#### Work to be completed:
The entries are to be returned exactly, with images left out.
── Record extracts
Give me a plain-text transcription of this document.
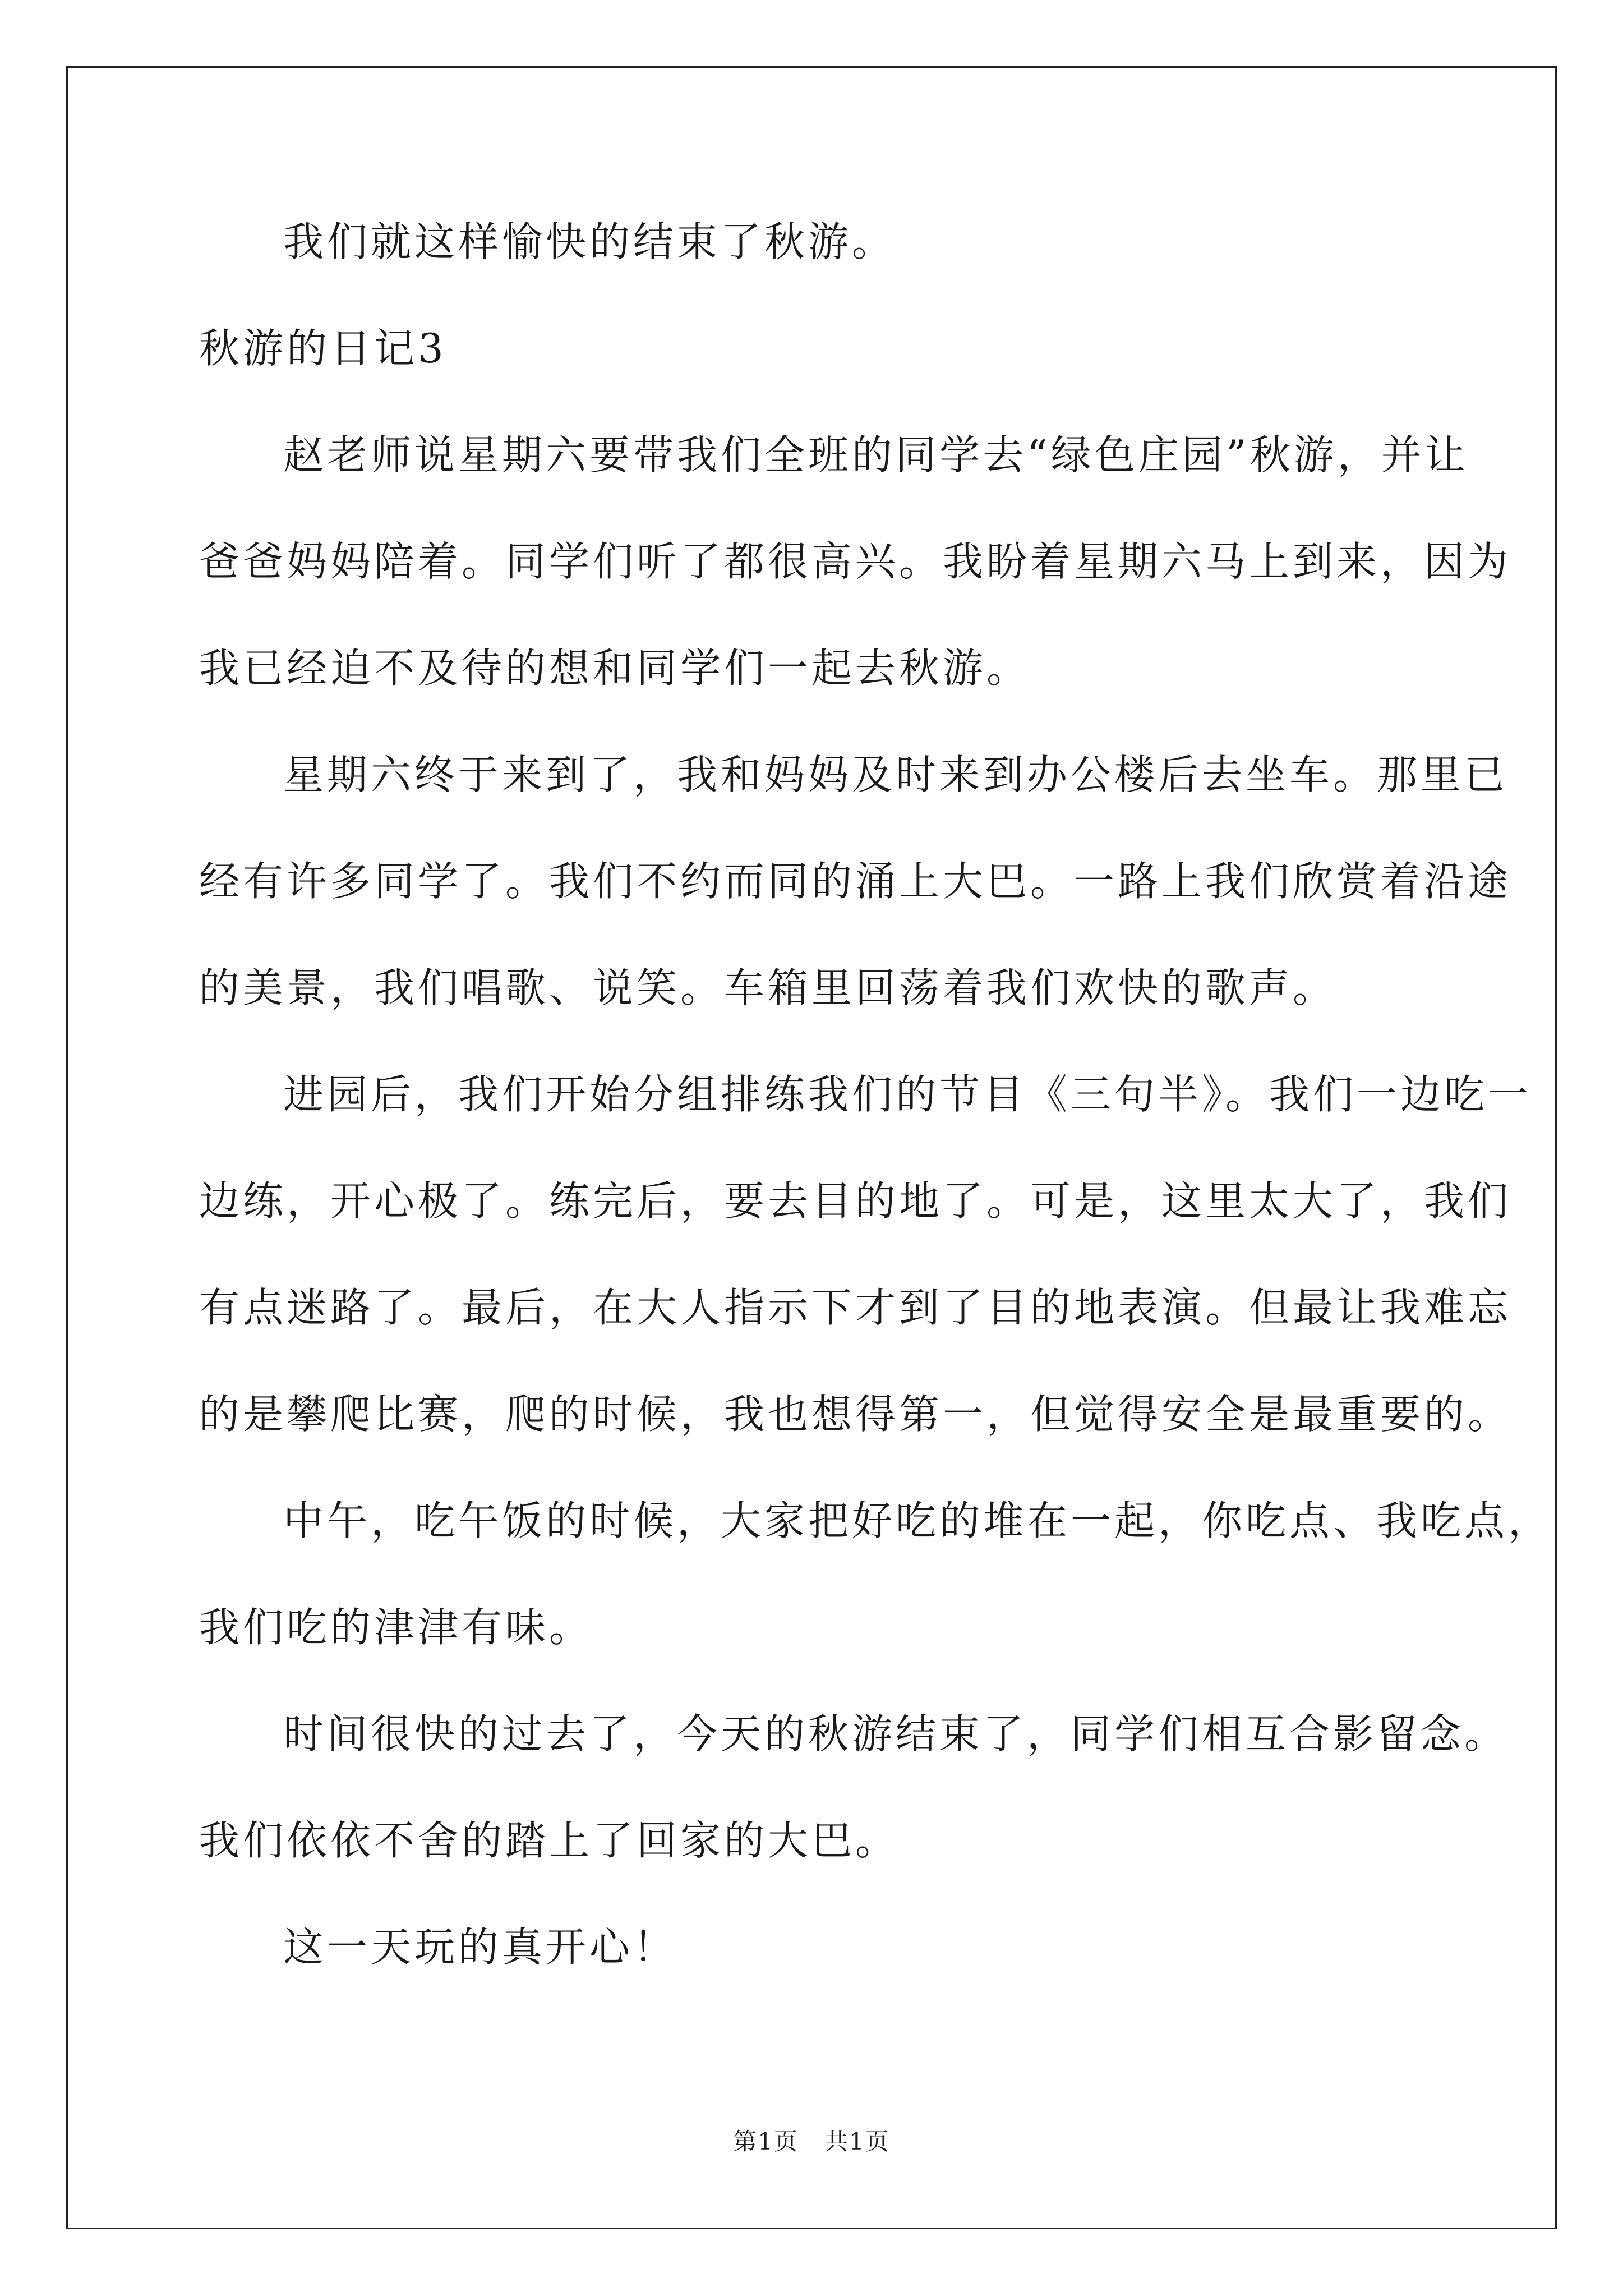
我们就这样愉快的结束了秋游。
秋游的日记3
赵老师说星期六要带我们全班的同学去“绿色庄园”秋游，并让
爸爸妈妈陪着。同学们听了都很高兴。我盼着星期六马上到来，因为
我已经迫不及待的想和同学们一起去秋游。
星期六终于来到了，我和妈妈及时来到办公楼后去坐车。那里已
经有许多同学了。我们不约而同的涌上大巴。一路上我们欣赏着沿途
的美景，我们唱歌、说笑。车箱里回荡着我们欢快的歌声。
进园后，我们开始分组排练我们的节目《三句半》。我们一边吃一
边练，开心极了。练完后，要去目的地了。可是，这里太大了，我们
有点迷路了。最后，在大人指示下才到了目的地表演。但最让我难忘
的是攀爬比赛，爬的时候，我也想得第一，但觉得安全是最重要的。
中午，吃午饭的时候，大家把好吃的堆在一起，你吃点、我吃点，
我们吃的津津有味。
时间很快的过去了，今天的秋游结束了，同学们相互合影留念。
我们依依不舍的踏上了回家的大巴。
这一天玩的真开心！
第1页   共1页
────
#### Solution:
Give me a plain-text transcription of this document.
我们就这样愉快的结束了秋游。
秋游的日记3
赵老师说星期六要带我们全班的同学去“绿色庄园”秋游，并让
爸爸妈妈陪着。同学们听了都很高兴。我盼着星期六马上到来，因为
我已经迫不及待的想和同学们一起去秋游。
星期六终于来到了，我和妈妈及时来到办公楼后去坐车。那里已
经有许多同学了。我们不约而同的涌上大巴。一路上我们欣赏着沿途
的美景，我们唱歌、说笑。车箱里回荡着我们欢快的歌声。
进园后，我们开始分组排练我们的节目《三句半》。我们一边吃一
边练，开心极了。练完后，要去目的地了。可是，这里太大了，我们
有点迷路了。最后，在大人指示下才到了目的地表演。但最让我难忘
的是攀爬比赛，爬的时候，我也想得第一，但觉得安全是最重要的。
中午，吃午饭的时候，大家把好吃的堆在一起，你吃点、我吃点，
我们吃的津津有味。
时间很快的过去了，今天的秋游结束了，同学们相互合影留念。
我们依依不舍的踏上了回家的大巴。
这一天玩的真开心！
第1页   共1页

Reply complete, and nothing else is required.